In the entries below, count every line containing "values". Return the number and nothing else.

━━━━━ DATASET

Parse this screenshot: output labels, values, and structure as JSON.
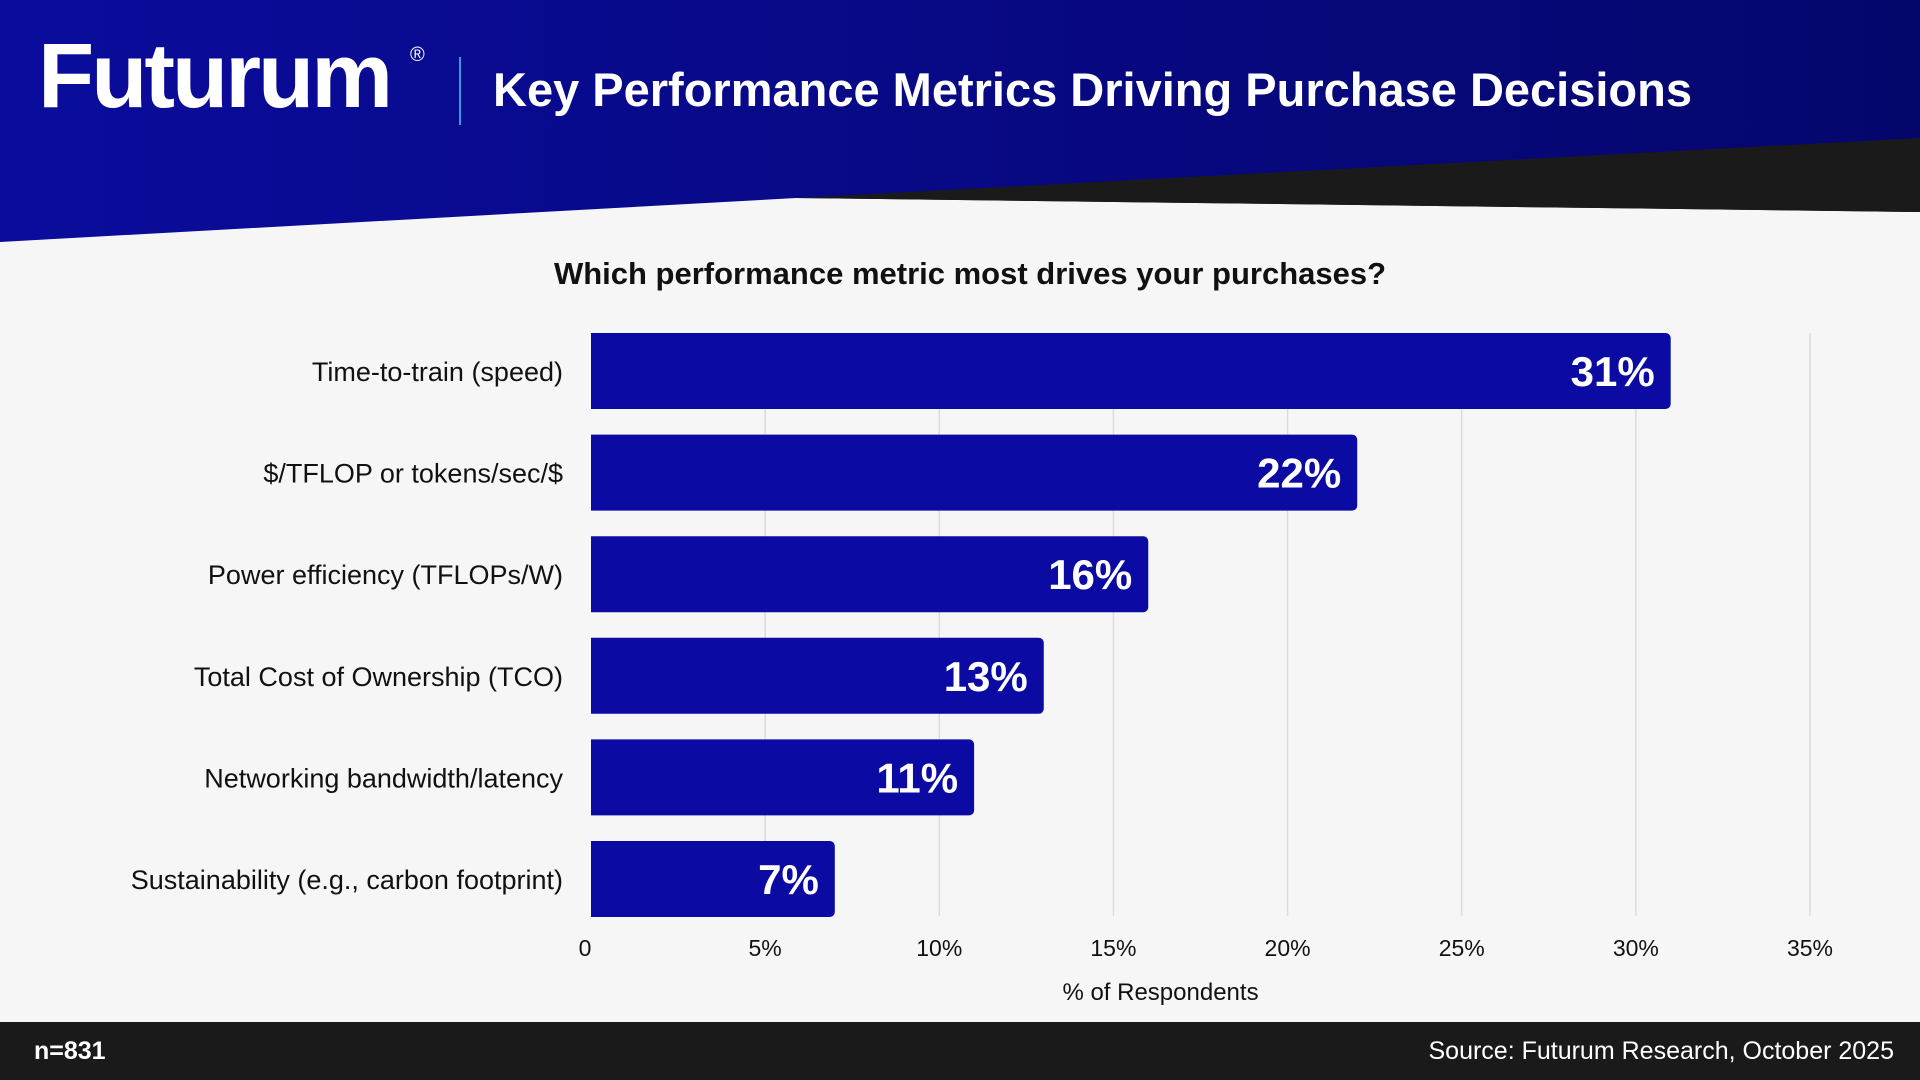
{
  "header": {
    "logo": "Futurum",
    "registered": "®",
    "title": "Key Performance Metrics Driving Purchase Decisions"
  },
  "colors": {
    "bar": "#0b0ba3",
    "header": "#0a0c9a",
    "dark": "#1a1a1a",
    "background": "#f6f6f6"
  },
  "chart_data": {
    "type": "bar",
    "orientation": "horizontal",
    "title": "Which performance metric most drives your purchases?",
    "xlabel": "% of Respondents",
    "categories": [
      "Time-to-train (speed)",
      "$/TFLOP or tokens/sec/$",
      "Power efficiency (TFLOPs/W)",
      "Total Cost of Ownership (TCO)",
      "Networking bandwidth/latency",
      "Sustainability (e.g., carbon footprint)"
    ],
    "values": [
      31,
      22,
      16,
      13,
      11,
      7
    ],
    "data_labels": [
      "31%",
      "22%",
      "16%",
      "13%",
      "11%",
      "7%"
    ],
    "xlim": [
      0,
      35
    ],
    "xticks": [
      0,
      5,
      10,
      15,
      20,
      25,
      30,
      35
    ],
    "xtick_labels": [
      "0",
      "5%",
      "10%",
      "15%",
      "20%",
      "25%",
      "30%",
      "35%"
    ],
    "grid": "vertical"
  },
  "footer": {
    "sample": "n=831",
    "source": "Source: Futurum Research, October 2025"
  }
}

━━━━━━━━━━

**ANSWER FOR THE TASK**
2